— BEGIN Supplied records —

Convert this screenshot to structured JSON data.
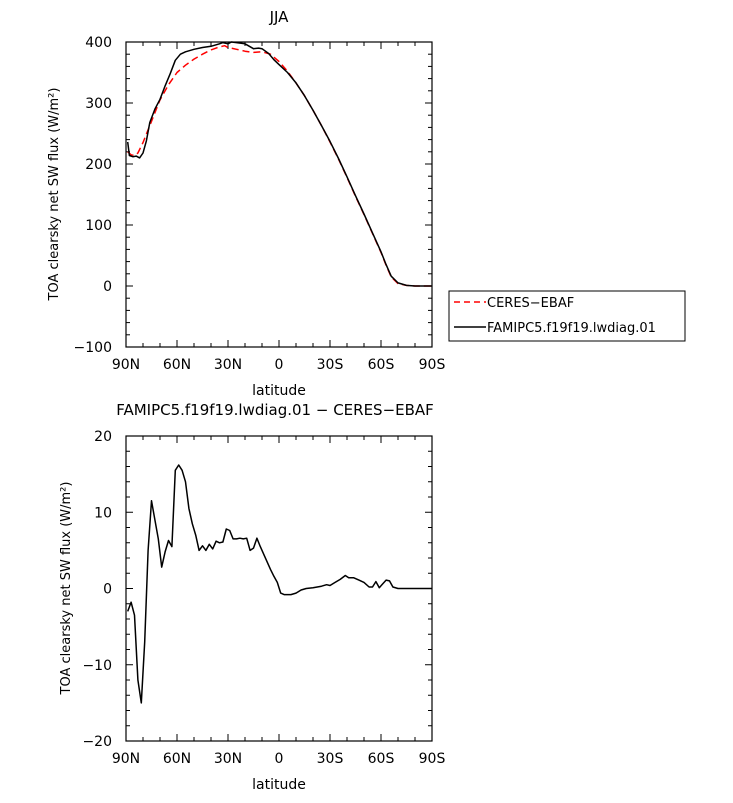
{
  "chart_data": [
    {
      "type": "line",
      "title": "JJA",
      "xlabel": "latitude",
      "ylabel": "TOA clearsky net SW flux (W/m²)",
      "xlim": [
        90,
        -90
      ],
      "ylim": [
        -100,
        400
      ],
      "x_ticks": [
        90,
        60,
        30,
        0,
        -30,
        -60,
        -90
      ],
      "x_tick_labels": [
        "90N",
        "60N",
        "30N",
        "0",
        "30S",
        "60S",
        "90S"
      ],
      "y_ticks": [
        -100,
        0,
        100,
        200,
        300,
        400
      ],
      "y_tick_labels": [
        "−100",
        "0",
        "100",
        "200",
        "300",
        "400"
      ],
      "legend_position": "outside-right",
      "series": [
        {
          "name": "CERES−EBAF",
          "color": "#ff0000",
          "dash": "dashed",
          "points": [
            [
              89,
              220
            ],
            [
              87,
              215
            ],
            [
              85,
              214
            ],
            [
              83,
              218
            ],
            [
              80,
              235
            ],
            [
              75,
              270
            ],
            [
              70,
              305
            ],
            [
              65,
              330
            ],
            [
              60,
              350
            ],
            [
              55,
              362
            ],
            [
              50,
              372
            ],
            [
              45,
              380
            ],
            [
              40,
              387
            ],
            [
              35,
              392
            ],
            [
              32,
              394
            ],
            [
              30,
              391
            ],
            [
              25,
              388
            ],
            [
              20,
              385
            ],
            [
              15,
              383
            ],
            [
              10,
              384
            ],
            [
              5,
              380
            ],
            [
              0,
              368
            ],
            [
              -5,
              352
            ],
            [
              -10,
              333
            ],
            [
              -15,
              312
            ],
            [
              -20,
              288
            ],
            [
              -25,
              263
            ],
            [
              -30,
              236
            ],
            [
              -35,
              208
            ],
            [
              -40,
              178
            ],
            [
              -45,
              147
            ],
            [
              -50,
              117
            ],
            [
              -55,
              86
            ],
            [
              -60,
              55
            ],
            [
              -63,
              34
            ],
            [
              -66,
              15
            ],
            [
              -70,
              4
            ],
            [
              -75,
              1
            ],
            [
              -80,
              0
            ],
            [
              -90,
              0
            ]
          ]
        },
        {
          "name": "FAMIPC5.f19f19.lwdiag.01",
          "color": "#000000",
          "dash": "solid",
          "points": [
            [
              89,
              236
            ],
            [
              88,
              214
            ],
            [
              86,
              212
            ],
            [
              84,
              213
            ],
            [
              82,
              210
            ],
            [
              80,
              218
            ],
            [
              78,
              238
            ],
            [
              76,
              268
            ],
            [
              73,
              290
            ],
            [
              70,
              306
            ],
            [
              67,
              328
            ],
            [
              64,
              348
            ],
            [
              61,
              370
            ],
            [
              58,
              380
            ],
            [
              55,
              384
            ],
            [
              50,
              388
            ],
            [
              45,
              391
            ],
            [
              40,
              393
            ],
            [
              35,
              397
            ],
            [
              33,
              399
            ],
            [
              30,
              397
            ],
            [
              28,
              400
            ],
            [
              25,
              399
            ],
            [
              20,
              397
            ],
            [
              15,
              389
            ],
            [
              12,
              390
            ],
            [
              10,
              389
            ],
            [
              6,
              381
            ],
            [
              3,
              371
            ],
            [
              0,
              363
            ],
            [
              -5,
              350
            ],
            [
              -10,
              333
            ],
            [
              -15,
              312
            ],
            [
              -20,
              288
            ],
            [
              -25,
              263
            ],
            [
              -30,
              237
            ],
            [
              -35,
              209
            ],
            [
              -40,
              179
            ],
            [
              -45,
              148
            ],
            [
              -50,
              118
            ],
            [
              -55,
              87
            ],
            [
              -60,
              56
            ],
            [
              -63,
              35
            ],
            [
              -66,
              16
            ],
            [
              -70,
              5
            ],
            [
              -75,
              1
            ],
            [
              -80,
              0
            ],
            [
              -90,
              0
            ]
          ]
        }
      ]
    },
    {
      "type": "line",
      "title": "FAMIPC5.f19f19.lwdiag.01 − CERES−EBAF",
      "xlabel": "latitude",
      "ylabel": "TOA clearsky net SW flux (W/m²)",
      "xlim": [
        90,
        -90
      ],
      "ylim": [
        -20,
        20
      ],
      "x_ticks": [
        90,
        60,
        30,
        0,
        -30,
        -60,
        -90
      ],
      "x_tick_labels": [
        "90N",
        "60N",
        "30N",
        "0",
        "30S",
        "60S",
        "90S"
      ],
      "y_ticks": [
        -20,
        -10,
        0,
        10,
        20
      ],
      "y_tick_labels": [
        "−20",
        "−10",
        "0",
        "10",
        "20"
      ],
      "series": [
        {
          "color": "#000000",
          "dash": "solid",
          "points": [
            [
              89,
              -3
            ],
            [
              87,
              -1.8
            ],
            [
              85,
              -3.5
            ],
            [
              83,
              -12
            ],
            [
              81,
              -15
            ],
            [
              79,
              -7
            ],
            [
              77,
              5
            ],
            [
              75,
              11.5
            ],
            [
              73,
              9
            ],
            [
              71,
              6.5
            ],
            [
              69,
              2.8
            ],
            [
              67,
              4.8
            ],
            [
              65,
              6.3
            ],
            [
              63,
              5.5
            ],
            [
              61,
              15.5
            ],
            [
              59,
              16.2
            ],
            [
              57,
              15.5
            ],
            [
              55,
              14
            ],
            [
              53,
              10.5
            ],
            [
              51,
              8.5
            ],
            [
              49,
              7
            ],
            [
              47,
              5
            ],
            [
              45,
              5.6
            ],
            [
              43,
              5
            ],
            [
              41,
              5.8
            ],
            [
              39,
              5.2
            ],
            [
              37,
              6.2
            ],
            [
              35,
              6
            ],
            [
              33,
              6.1
            ],
            [
              31,
              7.8
            ],
            [
              29,
              7.6
            ],
            [
              27,
              6.5
            ],
            [
              25,
              6.5
            ],
            [
              23,
              6.6
            ],
            [
              21,
              6.5
            ],
            [
              19,
              6.6
            ],
            [
              17,
              5
            ],
            [
              15,
              5.3
            ],
            [
              13,
              6.6
            ],
            [
              11,
              5.5
            ],
            [
              9,
              4.5
            ],
            [
              7,
              3.5
            ],
            [
              5,
              2.5
            ],
            [
              3,
              1.6
            ],
            [
              1,
              0.8
            ],
            [
              -1,
              -0.6
            ],
            [
              -3,
              -0.8
            ],
            [
              -5,
              -0.8
            ],
            [
              -7,
              -0.8
            ],
            [
              -10,
              -0.6
            ],
            [
              -13,
              -0.2
            ],
            [
              -16,
              0
            ],
            [
              -20,
              0.1
            ],
            [
              -25,
              0.3
            ],
            [
              -28,
              0.5
            ],
            [
              -30,
              0.4
            ],
            [
              -33,
              0.8
            ],
            [
              -36,
              1.2
            ],
            [
              -39,
              1.7
            ],
            [
              -41,
              1.4
            ],
            [
              -44,
              1.4
            ],
            [
              -47,
              1.1
            ],
            [
              -50,
              0.8
            ],
            [
              -53,
              0.2
            ],
            [
              -55,
              0.2
            ],
            [
              -57,
              0.9
            ],
            [
              -59,
              0.1
            ],
            [
              -61,
              0.6
            ],
            [
              -63,
              1.1
            ],
            [
              -65,
              1
            ],
            [
              -67,
              0.2
            ],
            [
              -70,
              0
            ],
            [
              -75,
              0
            ],
            [
              -80,
              0
            ],
            [
              -90,
              0
            ]
          ]
        }
      ]
    }
  ]
}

— END Supplied records —

Your task: Every entry must be transcribed exactly. Pictures do not belong in the copy.

Response to the exercise:
Convert this screenshot to structured JSON data.
{
  "chart_data": [
    {
      "type": "line",
      "title": "JJA",
      "xlabel": "latitude",
      "ylabel": "TOA clearsky net SW flux (W/m²)",
      "xlim": [
        90,
        -90
      ],
      "ylim": [
        -100,
        400
      ],
      "x_ticks": [
        90,
        60,
        30,
        0,
        -30,
        -60,
        -90
      ],
      "x_tick_labels": [
        "90N",
        "60N",
        "30N",
        "0",
        "30S",
        "60S",
        "90S"
      ],
      "y_ticks": [
        -100,
        0,
        100,
        200,
        300,
        400
      ],
      "y_tick_labels": [
        "−100",
        "0",
        "100",
        "200",
        "300",
        "400"
      ],
      "legend_position": "outside-right",
      "series": [
        {
          "name": "CERES−EBAF",
          "color": "#ff0000",
          "dash": "dashed",
          "points": [
            [
              89,
              220
            ],
            [
              87,
              215
            ],
            [
              85,
              214
            ],
            [
              83,
              218
            ],
            [
              80,
              235
            ],
            [
              75,
              270
            ],
            [
              70,
              305
            ],
            [
              65,
              330
            ],
            [
              60,
              350
            ],
            [
              55,
              362
            ],
            [
              50,
              372
            ],
            [
              45,
              380
            ],
            [
              40,
              387
            ],
            [
              35,
              392
            ],
            [
              32,
              394
            ],
            [
              30,
              391
            ],
            [
              25,
              388
            ],
            [
              20,
              385
            ],
            [
              15,
              383
            ],
            [
              10,
              384
            ],
            [
              5,
              380
            ],
            [
              0,
              368
            ],
            [
              -5,
              352
            ],
            [
              -10,
              333
            ],
            [
              -15,
              312
            ],
            [
              -20,
              288
            ],
            [
              -25,
              263
            ],
            [
              -30,
              236
            ],
            [
              -35,
              208
            ],
            [
              -40,
              178
            ],
            [
              -45,
              147
            ],
            [
              -50,
              117
            ],
            [
              -55,
              86
            ],
            [
              -60,
              55
            ],
            [
              -63,
              34
            ],
            [
              -66,
              15
            ],
            [
              -70,
              4
            ],
            [
              -75,
              1
            ],
            [
              -80,
              0
            ],
            [
              -90,
              0
            ]
          ]
        },
        {
          "name": "FAMIPC5.f19f19.lwdiag.01",
          "color": "#000000",
          "dash": "solid",
          "points": [
            [
              89,
              236
            ],
            [
              88,
              214
            ],
            [
              86,
              212
            ],
            [
              84,
              213
            ],
            [
              82,
              210
            ],
            [
              80,
              218
            ],
            [
              78,
              238
            ],
            [
              76,
              268
            ],
            [
              73,
              290
            ],
            [
              70,
              306
            ],
            [
              67,
              328
            ],
            [
              64,
              348
            ],
            [
              61,
              370
            ],
            [
              58,
              380
            ],
            [
              55,
              384
            ],
            [
              50,
              388
            ],
            [
              45,
              391
            ],
            [
              40,
              393
            ],
            [
              35,
              397
            ],
            [
              33,
              399
            ],
            [
              30,
              397
            ],
            [
              28,
              400
            ],
            [
              25,
              399
            ],
            [
              20,
              397
            ],
            [
              15,
              389
            ],
            [
              12,
              390
            ],
            [
              10,
              389
            ],
            [
              6,
              381
            ],
            [
              3,
              371
            ],
            [
              0,
              363
            ],
            [
              -5,
              350
            ],
            [
              -10,
              333
            ],
            [
              -15,
              312
            ],
            [
              -20,
              288
            ],
            [
              -25,
              263
            ],
            [
              -30,
              237
            ],
            [
              -35,
              209
            ],
            [
              -40,
              179
            ],
            [
              -45,
              148
            ],
            [
              -50,
              118
            ],
            [
              -55,
              87
            ],
            [
              -60,
              56
            ],
            [
              -63,
              35
            ],
            [
              -66,
              16
            ],
            [
              -70,
              5
            ],
            [
              -75,
              1
            ],
            [
              -80,
              0
            ],
            [
              -90,
              0
            ]
          ]
        }
      ]
    },
    {
      "type": "line",
      "title": "FAMIPC5.f19f19.lwdiag.01 − CERES−EBAF",
      "xlabel": "latitude",
      "ylabel": "TOA clearsky net SW flux (W/m²)",
      "xlim": [
        90,
        -90
      ],
      "ylim": [
        -20,
        20
      ],
      "x_ticks": [
        90,
        60,
        30,
        0,
        -30,
        -60,
        -90
      ],
      "x_tick_labels": [
        "90N",
        "60N",
        "30N",
        "0",
        "30S",
        "60S",
        "90S"
      ],
      "y_ticks": [
        -20,
        -10,
        0,
        10,
        20
      ],
      "y_tick_labels": [
        "−20",
        "−10",
        "0",
        "10",
        "20"
      ],
      "series": [
        {
          "color": "#000000",
          "dash": "solid",
          "points": [
            [
              89,
              -3
            ],
            [
              87,
              -1.8
            ],
            [
              85,
              -3.5
            ],
            [
              83,
              -12
            ],
            [
              81,
              -15
            ],
            [
              79,
              -7
            ],
            [
              77,
              5
            ],
            [
              75,
              11.5
            ],
            [
              73,
              9
            ],
            [
              71,
              6.5
            ],
            [
              69,
              2.8
            ],
            [
              67,
              4.8
            ],
            [
              65,
              6.3
            ],
            [
              63,
              5.5
            ],
            [
              61,
              15.5
            ],
            [
              59,
              16.2
            ],
            [
              57,
              15.5
            ],
            [
              55,
              14
            ],
            [
              53,
              10.5
            ],
            [
              51,
              8.5
            ],
            [
              49,
              7
            ],
            [
              47,
              5
            ],
            [
              45,
              5.6
            ],
            [
              43,
              5
            ],
            [
              41,
              5.8
            ],
            [
              39,
              5.2
            ],
            [
              37,
              6.2
            ],
            [
              35,
              6
            ],
            [
              33,
              6.1
            ],
            [
              31,
              7.8
            ],
            [
              29,
              7.6
            ],
            [
              27,
              6.5
            ],
            [
              25,
              6.5
            ],
            [
              23,
              6.6
            ],
            [
              21,
              6.5
            ],
            [
              19,
              6.6
            ],
            [
              17,
              5
            ],
            [
              15,
              5.3
            ],
            [
              13,
              6.6
            ],
            [
              11,
              5.5
            ],
            [
              9,
              4.5
            ],
            [
              7,
              3.5
            ],
            [
              5,
              2.5
            ],
            [
              3,
              1.6
            ],
            [
              1,
              0.8
            ],
            [
              -1,
              -0.6
            ],
            [
              -3,
              -0.8
            ],
            [
              -5,
              -0.8
            ],
            [
              -7,
              -0.8
            ],
            [
              -10,
              -0.6
            ],
            [
              -13,
              -0.2
            ],
            [
              -16,
              0
            ],
            [
              -20,
              0.1
            ],
            [
              -25,
              0.3
            ],
            [
              -28,
              0.5
            ],
            [
              -30,
              0.4
            ],
            [
              -33,
              0.8
            ],
            [
              -36,
              1.2
            ],
            [
              -39,
              1.7
            ],
            [
              -41,
              1.4
            ],
            [
              -44,
              1.4
            ],
            [
              -47,
              1.1
            ],
            [
              -50,
              0.8
            ],
            [
              -53,
              0.2
            ],
            [
              -55,
              0.2
            ],
            [
              -57,
              0.9
            ],
            [
              -59,
              0.1
            ],
            [
              -61,
              0.6
            ],
            [
              -63,
              1.1
            ],
            [
              -65,
              1
            ],
            [
              -67,
              0.2
            ],
            [
              -70,
              0
            ],
            [
              -75,
              0
            ],
            [
              -80,
              0
            ],
            [
              -90,
              0
            ]
          ]
        }
      ]
    }
  ]
}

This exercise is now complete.